Direction = Find the string "LBlock" in the listing and report every line that has it.

Given information =
= = = = = = =
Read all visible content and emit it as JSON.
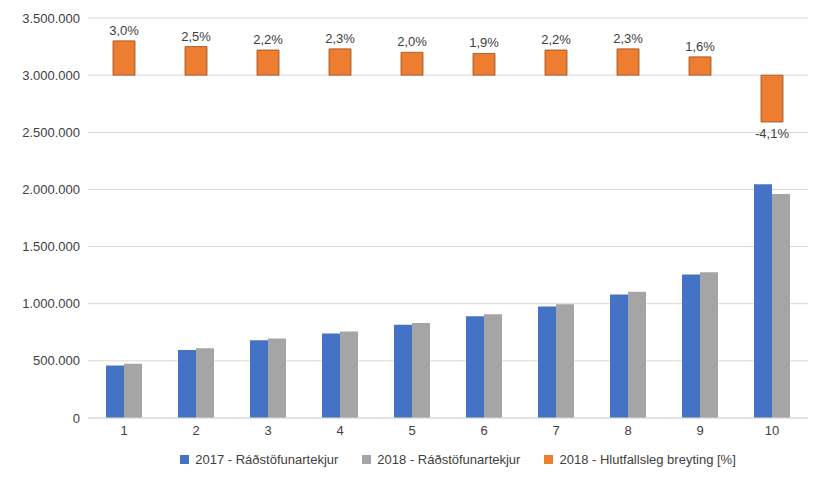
{
  "chart_data": {
    "type": "bar",
    "categories": [
      "1",
      "2",
      "3",
      "4",
      "5",
      "6",
      "7",
      "8",
      "9",
      "10"
    ],
    "series": [
      {
        "name": "2017 - Ráðstöfunartekjur",
        "color": "#4472c4",
        "type": "bar",
        "values": [
          460000,
          595000,
          680000,
          740000,
          815000,
          890000,
          975000,
          1080000,
          1255000,
          2045000
        ]
      },
      {
        "name": "2018 - Ráðstöfunartekjur",
        "color": "#a5a5a5",
        "type": "bar",
        "values": [
          474000,
          610000,
          695000,
          757000,
          831000,
          907000,
          996000,
          1105000,
          1275000,
          1961000
        ]
      },
      {
        "name": "2018 - Hlutfallsleg breyting [%]",
        "color": "#ed7d31",
        "type": "bar",
        "axis": "y2",
        "data_labels": true,
        "values": [
          3.0,
          2.5,
          2.2,
          2.3,
          2.0,
          1.9,
          2.2,
          2.3,
          1.6,
          -4.1
        ],
        "value_labels": [
          "3,0%",
          "2,5%",
          "2,2%",
          "2,3%",
          "2,0%",
          "1,9%",
          "2,2%",
          "2,3%",
          "1,6%",
          "-4,1%"
        ]
      }
    ],
    "ylim": [
      0,
      3500000
    ],
    "yticks": [
      0,
      {
        "value": 500000,
        "label": "500.000"
      },
      {
        "value": 1000000,
        "label": "1.000.000"
      },
      {
        "value": 1500000,
        "label": "1.500.000"
      },
      {
        "value": 2000000,
        "label": "2.000.000"
      },
      {
        "value": 2500000,
        "label": "2.500.000"
      },
      {
        "value": 3000000,
        "label": "3.000.000"
      },
      {
        "value": 3500000,
        "label": "3.500.000"
      }
    ],
    "y2lim": [
      -30,
      5
    ],
    "grid": true,
    "legend": "bottom"
  }
}
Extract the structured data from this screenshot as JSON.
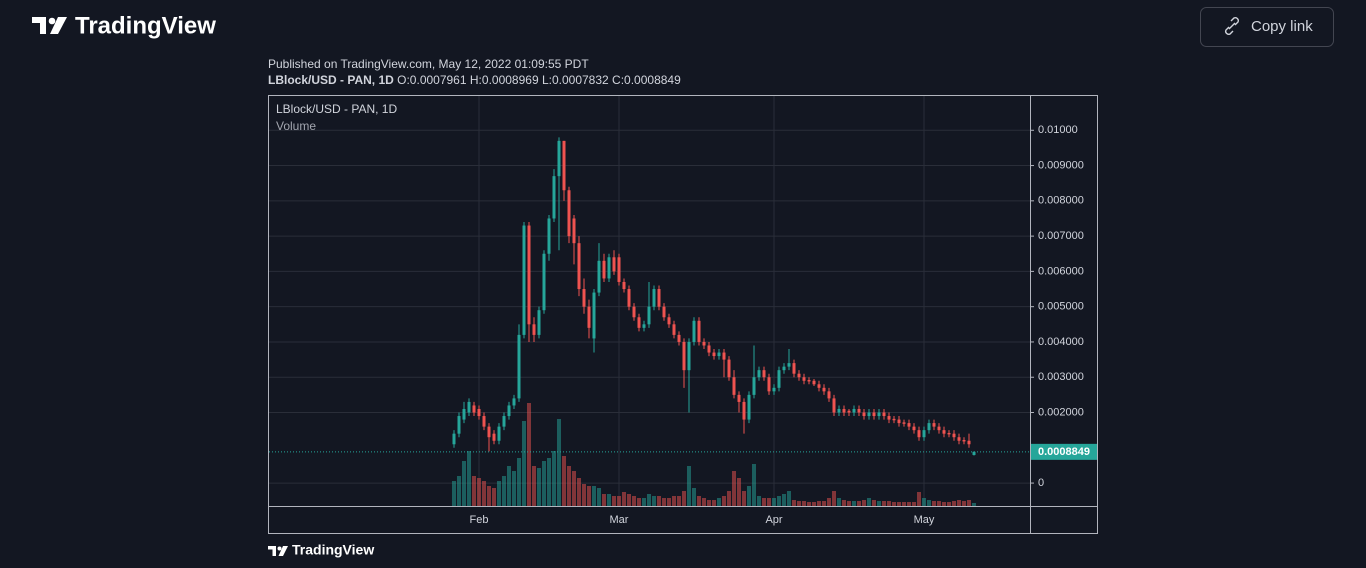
{
  "header": {
    "brand": "TradingView",
    "copy_link": "Copy link"
  },
  "publish": {
    "published": "Published on TradingView.com, May 12, 2022 01:09:55 PDT",
    "symbol": "LBlock/USD - PAN, 1D",
    "o": "O:0.0007961",
    "h": "H:0.0008969",
    "l": "L:0.0007832",
    "c": "C:0.0008849"
  },
  "footer": {
    "brand": "TradingView"
  },
  "chart_data": {
    "type": "candlestick",
    "title": "LBlock/USD - PAN, 1D",
    "volume_label": "Volume",
    "last_price_label": "0.0008849",
    "up_color": "#26a69a",
    "down_color": "#ef5350",
    "grid": true,
    "ylim": [
      -0.00065,
      0.011
    ],
    "yticks": [
      0,
      {
        "value": 0.002,
        "label": "0.002000"
      },
      {
        "value": 0.003,
        "label": "0.003000"
      },
      {
        "value": 0.004,
        "label": "0.004000"
      },
      {
        "value": 0.005,
        "label": "0.005000"
      },
      {
        "value": 0.006,
        "label": "0.006000"
      },
      {
        "value": 0.007,
        "label": "0.007000"
      },
      {
        "value": 0.008,
        "label": "0.008000"
      },
      {
        "value": 0.009,
        "label": "0.009000"
      },
      {
        "value": 0.01,
        "label": "0.01000"
      }
    ],
    "categories": [
      null,
      null,
      null,
      null,
      null,
      "Feb",
      null,
      null,
      null,
      null,
      null,
      null,
      null,
      null,
      null,
      null,
      null,
      null,
      null,
      null,
      null,
      null,
      null,
      null,
      null,
      null,
      null,
      null,
      null,
      null,
      null,
      null,
      null,
      "Mar",
      null,
      null,
      null,
      null,
      null,
      null,
      null,
      null,
      null,
      null,
      null,
      null,
      null,
      null,
      null,
      null,
      null,
      null,
      null,
      null,
      null,
      null,
      null,
      null,
      null,
      null,
      null,
      null,
      null,
      null,
      "Apr",
      null,
      null,
      null,
      null,
      null,
      null,
      null,
      null,
      null,
      null,
      null,
      null,
      null,
      null,
      null,
      null,
      null,
      null,
      null,
      null,
      null,
      null,
      null,
      null,
      null,
      null,
      null,
      null,
      null,
      "May",
      null,
      null,
      null,
      null,
      null,
      null,
      null,
      null,
      null,
      null
    ],
    "ohlc": [
      [
        0.0011,
        0.0015,
        0.001,
        0.0014
      ],
      [
        0.0014,
        0.002,
        0.0013,
        0.0019
      ],
      [
        0.0018,
        0.0023,
        0.0017,
        0.0021
      ],
      [
        0.002,
        0.0024,
        0.0019,
        0.0023
      ],
      [
        0.0022,
        0.0023,
        0.0019,
        0.002
      ],
      [
        0.0021,
        0.0022,
        0.0018,
        0.0019
      ],
      [
        0.0019,
        0.002,
        0.0015,
        0.0016
      ],
      [
        0.0016,
        0.0017,
        0.0009,
        0.0013
      ],
      [
        0.0014,
        0.0015,
        0.0011,
        0.0012
      ],
      [
        0.0012,
        0.0017,
        0.0011,
        0.0016
      ],
      [
        0.0016,
        0.002,
        0.0015,
        0.0019
      ],
      [
        0.0019,
        0.0023,
        0.0018,
        0.0022
      ],
      [
        0.0022,
        0.0025,
        0.0021,
        0.0024
      ],
      [
        0.0024,
        0.0045,
        0.0023,
        0.0042
      ],
      [
        0.0042,
        0.0074,
        0.0041,
        0.0073
      ],
      [
        0.0073,
        0.0074,
        0.004,
        0.0045
      ],
      [
        0.0045,
        0.0047,
        0.004,
        0.0042
      ],
      [
        0.0042,
        0.005,
        0.0041,
        0.0049
      ],
      [
        0.0049,
        0.0066,
        0.0048,
        0.0065
      ],
      [
        0.0065,
        0.0076,
        0.0063,
        0.0075
      ],
      [
        0.0075,
        0.0089,
        0.0074,
        0.0087
      ],
      [
        0.0087,
        0.0098,
        0.0066,
        0.0097
      ],
      [
        0.0097,
        0.0097,
        0.008,
        0.0083
      ],
      [
        0.0083,
        0.0084,
        0.0068,
        0.007
      ],
      [
        0.0075,
        0.0076,
        0.0062,
        0.0068
      ],
      [
        0.0068,
        0.007,
        0.0053,
        0.0055
      ],
      [
        0.0055,
        0.0058,
        0.0048,
        0.005
      ],
      [
        0.005,
        0.0052,
        0.0041,
        0.0044
      ],
      [
        0.0041,
        0.0055,
        0.0037,
        0.0054
      ],
      [
        0.0054,
        0.0068,
        0.0053,
        0.0063
      ],
      [
        0.0063,
        0.0065,
        0.0057,
        0.0058
      ],
      [
        0.0058,
        0.0065,
        0.0057,
        0.0064
      ],
      [
        0.0064,
        0.0066,
        0.0059,
        0.006
      ],
      [
        0.0064,
        0.0065,
        0.0056,
        0.0057
      ],
      [
        0.0057,
        0.0058,
        0.0054,
        0.0055
      ],
      [
        0.0055,
        0.0056,
        0.0049,
        0.005
      ],
      [
        0.005,
        0.0051,
        0.0046,
        0.0047
      ],
      [
        0.0047,
        0.0048,
        0.0043,
        0.0044
      ],
      [
        0.0044,
        0.0046,
        0.0043,
        0.0045
      ],
      [
        0.0045,
        0.0057,
        0.0044,
        0.005
      ],
      [
        0.005,
        0.0056,
        0.0049,
        0.0055
      ],
      [
        0.0055,
        0.0056,
        0.0049,
        0.005
      ],
      [
        0.005,
        0.0051,
        0.0046,
        0.0047
      ],
      [
        0.0047,
        0.0048,
        0.0044,
        0.0045
      ],
      [
        0.0045,
        0.0046,
        0.0041,
        0.0042
      ],
      [
        0.0042,
        0.0043,
        0.0039,
        0.004
      ],
      [
        0.004,
        0.0041,
        0.0027,
        0.0032
      ],
      [
        0.0032,
        0.0041,
        0.002,
        0.004
      ],
      [
        0.004,
        0.0047,
        0.0039,
        0.0046
      ],
      [
        0.0046,
        0.0047,
        0.0039,
        0.004
      ],
      [
        0.004,
        0.0041,
        0.0038,
        0.0039
      ],
      [
        0.0039,
        0.004,
        0.0036,
        0.0037
      ],
      [
        0.0037,
        0.0038,
        0.0035,
        0.0036
      ],
      [
        0.0036,
        0.0038,
        0.0035,
        0.0037
      ],
      [
        0.0037,
        0.0038,
        0.003,
        0.0035
      ],
      [
        0.0035,
        0.0036,
        0.0029,
        0.003
      ],
      [
        0.003,
        0.0032,
        0.0024,
        0.0025
      ],
      [
        0.0025,
        0.0026,
        0.002,
        0.0023
      ],
      [
        0.0023,
        0.0024,
        0.0014,
        0.0018
      ],
      [
        0.0018,
        0.0026,
        0.0017,
        0.0025
      ],
      [
        0.0025,
        0.0039,
        0.0024,
        0.003
      ],
      [
        0.003,
        0.0033,
        0.0029,
        0.0032
      ],
      [
        0.0032,
        0.0033,
        0.0029,
        0.003
      ],
      [
        0.003,
        0.0031,
        0.0025,
        0.0026
      ],
      [
        0.0026,
        0.0028,
        0.0025,
        0.0027
      ],
      [
        0.0027,
        0.0033,
        0.0026,
        0.0032
      ],
      [
        0.0032,
        0.0034,
        0.0031,
        0.0033
      ],
      [
        0.0033,
        0.0038,
        0.0032,
        0.0034
      ],
      [
        0.0034,
        0.0035,
        0.003,
        0.0031
      ],
      [
        0.0031,
        0.0032,
        0.0029,
        0.003
      ],
      [
        0.003,
        0.0031,
        0.0028,
        0.0029
      ],
      [
        0.00292,
        0.003,
        0.0028,
        0.00288
      ],
      [
        0.0029,
        0.00295,
        0.00275,
        0.0028
      ],
      [
        0.0028,
        0.0029,
        0.0026,
        0.0027
      ],
      [
        0.0027,
        0.0028,
        0.0025,
        0.0026
      ],
      [
        0.0026,
        0.0027,
        0.0023,
        0.0024
      ],
      [
        0.0024,
        0.0025,
        0.0019,
        0.002
      ],
      [
        0.002,
        0.0022,
        0.0019,
        0.0021
      ],
      [
        0.0021,
        0.0022,
        0.0019,
        0.002
      ],
      [
        0.00205,
        0.0021,
        0.0019,
        0.002
      ],
      [
        0.002,
        0.0022,
        0.0019,
        0.0021
      ],
      [
        0.0021,
        0.0022,
        0.0019,
        0.002
      ],
      [
        0.002,
        0.0021,
        0.0018,
        0.0019
      ],
      [
        0.0019,
        0.0021,
        0.0018,
        0.002
      ],
      [
        0.002,
        0.0021,
        0.0018,
        0.0019
      ],
      [
        0.0019,
        0.0021,
        0.0018,
        0.002
      ],
      [
        0.002,
        0.0021,
        0.0018,
        0.0019
      ],
      [
        0.0019,
        0.002,
        0.0017,
        0.0018
      ],
      [
        0.00182,
        0.0019,
        0.0017,
        0.00178
      ],
      [
        0.0018,
        0.0019,
        0.0016,
        0.0017
      ],
      [
        0.00172,
        0.0018,
        0.0016,
        0.00168
      ],
      [
        0.0017,
        0.0018,
        0.0015,
        0.0016
      ],
      [
        0.0016,
        0.0017,
        0.0014,
        0.0015
      ],
      [
        0.0015,
        0.0016,
        0.0012,
        0.0013
      ],
      [
        0.0013,
        0.0016,
        0.0012,
        0.0015
      ],
      [
        0.0015,
        0.0018,
        0.0014,
        0.0017
      ],
      [
        0.0017,
        0.0018,
        0.0015,
        0.0016
      ],
      [
        0.0016,
        0.0017,
        0.0014,
        0.0015
      ],
      [
        0.0015,
        0.0016,
        0.0013,
        0.0014
      ],
      [
        0.00142,
        0.0015,
        0.0013,
        0.00138
      ],
      [
        0.0014,
        0.0015,
        0.0012,
        0.0013
      ],
      [
        0.0013,
        0.0014,
        0.0011,
        0.0012
      ],
      [
        0.00122,
        0.0013,
        0.0011,
        0.00118
      ],
      [
        0.0012,
        0.0014,
        0.001,
        0.0011
      ],
      [
        0.0007961,
        0.0008969,
        0.0007832,
        0.0008849
      ]
    ],
    "volume": [
      25,
      30,
      45,
      55,
      30,
      28,
      25,
      20,
      18,
      25,
      30,
      40,
      35,
      48,
      85,
      103,
      40,
      38,
      45,
      48,
      55,
      87,
      50,
      40,
      35,
      28,
      22,
      20,
      20,
      18,
      12,
      12,
      10,
      10,
      14,
      12,
      10,
      8,
      8,
      12,
      10,
      10,
      8,
      8,
      10,
      10,
      15,
      40,
      18,
      10,
      8,
      6,
      6,
      8,
      10,
      15,
      35,
      28,
      15,
      20,
      42,
      10,
      8,
      8,
      8,
      10,
      12,
      15,
      6,
      5,
      5,
      4,
      4,
      5,
      5,
      8,
      15,
      8,
      6,
      5,
      5,
      5,
      6,
      8,
      6,
      5,
      5,
      5,
      4,
      4,
      4,
      4,
      4,
      14,
      8,
      6,
      5,
      5,
      4,
      4,
      5,
      6,
      5,
      6,
      3
    ]
  }
}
= = = = = = =
Exercise answer =
    "symbol": "LBlock/USD - PAN, 1D",
    "title": "LBlock/USD - PAN, 1D",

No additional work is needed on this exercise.